▶ **WHAT IS ASKED**
Reproduce each record exactly.

▶ **GIVEN RECORDS**
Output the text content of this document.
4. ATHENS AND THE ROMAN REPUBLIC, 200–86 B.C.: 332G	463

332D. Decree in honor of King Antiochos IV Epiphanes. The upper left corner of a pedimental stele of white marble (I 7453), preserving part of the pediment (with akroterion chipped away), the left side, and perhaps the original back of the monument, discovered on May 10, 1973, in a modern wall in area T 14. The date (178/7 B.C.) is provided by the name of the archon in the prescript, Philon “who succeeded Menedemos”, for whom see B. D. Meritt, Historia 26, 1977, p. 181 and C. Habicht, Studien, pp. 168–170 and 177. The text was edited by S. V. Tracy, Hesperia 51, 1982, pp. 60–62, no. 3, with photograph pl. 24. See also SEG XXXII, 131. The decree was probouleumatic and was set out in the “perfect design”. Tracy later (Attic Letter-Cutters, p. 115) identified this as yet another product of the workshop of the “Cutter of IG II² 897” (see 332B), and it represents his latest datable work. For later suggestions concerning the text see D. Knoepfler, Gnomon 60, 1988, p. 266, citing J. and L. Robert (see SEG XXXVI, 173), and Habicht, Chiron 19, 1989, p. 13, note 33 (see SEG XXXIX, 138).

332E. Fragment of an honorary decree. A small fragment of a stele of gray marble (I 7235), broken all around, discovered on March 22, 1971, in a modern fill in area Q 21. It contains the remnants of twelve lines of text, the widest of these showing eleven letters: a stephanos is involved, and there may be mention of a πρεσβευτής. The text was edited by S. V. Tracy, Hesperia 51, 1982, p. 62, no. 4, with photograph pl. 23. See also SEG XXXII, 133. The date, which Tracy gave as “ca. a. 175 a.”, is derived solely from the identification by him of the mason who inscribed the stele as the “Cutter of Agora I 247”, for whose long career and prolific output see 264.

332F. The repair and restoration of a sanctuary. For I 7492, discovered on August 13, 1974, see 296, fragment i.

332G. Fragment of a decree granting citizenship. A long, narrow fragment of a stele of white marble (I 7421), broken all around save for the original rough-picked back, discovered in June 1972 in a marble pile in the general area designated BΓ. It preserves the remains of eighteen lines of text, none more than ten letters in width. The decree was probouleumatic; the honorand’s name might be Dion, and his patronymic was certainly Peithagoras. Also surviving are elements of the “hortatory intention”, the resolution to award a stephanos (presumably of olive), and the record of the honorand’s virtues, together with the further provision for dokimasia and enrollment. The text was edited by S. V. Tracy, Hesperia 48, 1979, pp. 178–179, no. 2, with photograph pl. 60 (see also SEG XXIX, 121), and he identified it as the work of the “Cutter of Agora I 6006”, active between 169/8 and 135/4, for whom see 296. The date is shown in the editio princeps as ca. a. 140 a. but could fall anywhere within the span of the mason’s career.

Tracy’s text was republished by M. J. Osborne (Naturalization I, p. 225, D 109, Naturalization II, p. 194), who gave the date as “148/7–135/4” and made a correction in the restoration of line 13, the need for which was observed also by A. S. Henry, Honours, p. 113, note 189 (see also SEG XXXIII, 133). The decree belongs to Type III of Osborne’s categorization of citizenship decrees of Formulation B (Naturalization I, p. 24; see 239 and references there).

▶ **OUTPUT**
Output the text content of this document.
4. ATHENS AND THE ROMAN REPUBLIC, 200–86 B.C.: 332G	463

332D. Decree in honor of King Antiochos IV Epiphanes. The upper left corner of a pedimental stele of white marble (I 7453), preserving part of the pediment (with akroterion chipped away), the left side, and perhaps the original back of the monument, discovered on May 10, 1973, in a modern wall in area T 14. The date (178/7 B.C.) is provided by the name of the archon in the prescript, Philon “who succeeded Menedemos”, for whom see B. D. Meritt, Historia 26, 1977, p. 181 and C. Habicht, Studien, pp. 168–170 and 177. The text was edited by S. V. Tracy, Hesperia 51, 1982, pp. 60–62, no. 3, with photograph pl. 24. See also SEG XXXII, 131. The decree was probouleumatic and was set out in the “perfect design”. Tracy later (Attic Letter-Cutters, p. 115) identified this as yet another product of the workshop of the “Cutter of IG II² 897” (see 332B), and it represents his latest datable work. For later suggestions concerning the text see D. Knoepfler, Gnomon 60, 1988, p. 266, citing J. and L. Robert (see SEG XXXVI, 173), and Habicht, Chiron 19, 1989, p. 13, note 33 (see SEG XXXIX, 138).

332E. Fragment of an honorary decree. A small fragment of a stele of gray marble (I 7235), broken all around, discovered on March 22, 1971, in a modern fill in area Q 21. It contains the remnants of twelve lines of text, the widest of these showing eleven letters: a stephanos is involved, and there may be mention of a πρεσβευτής. The text was edited by S. V. Tracy, Hesperia 51, 1982, p. 62, no. 4, with photograph pl. 23. See also SEG XXXII, 133. The date, which Tracy gave as “ca. a. 175 a.”, is derived solely from the identification by him of the mason who inscribed the stele as the “Cutter of Agora I 247”, for whose long career and prolific output see 264.

332F. The repair and restoration of a sanctuary. For I 7492, discovered on August 13, 1974, see 296, fragment i.

332G. Fragment of a decree granting citizenship. A long, narrow fragment of a stele of white marble (I 7421), broken all around save for the original rough-picked back, discovered in June 1972 in a marble pile in the general area designated BΓ. It preserves the remains of eighteen lines of text, none more than ten letters in width. The decree was probouleumatic; the honorand’s name might be Dion, and his patronymic was certainly Peithagoras. Also surviving are elements of the “hortatory intention”, the resolution to award a stephanos (presumably of olive), and the record of the honorand’s virtues, together with the further provision for dokimasia and enrollment. The text was edited by S. V. Tracy, Hesperia 48, 1979, pp. 178–179, no. 2, with photograph pl. 60 (see also SEG XXIX, 121), and he identified it as the work of the “Cutter of Agora I 6006”, active between 169/8 and 135/4, for whom see 296. The date is shown in the editio princeps as ca. a. 140 a. but could fall anywhere within the span of the mason’s career.

Tracy’s text was republished by M. J. Osborne (Naturalization I, p. 225, D 109, Naturalization II, p. 194), who gave the date as “148/7–135/4” and made a correction in the restoration of line 13, the need for which was observed also by A. S. Henry, Honours, p. 113, note 189 (see also SEG XXXIII, 133). The decree belongs to Type III of Osborne’s categorization of citizenship decrees of Formulation B (Naturalization I, p. 24; see 239 and references there).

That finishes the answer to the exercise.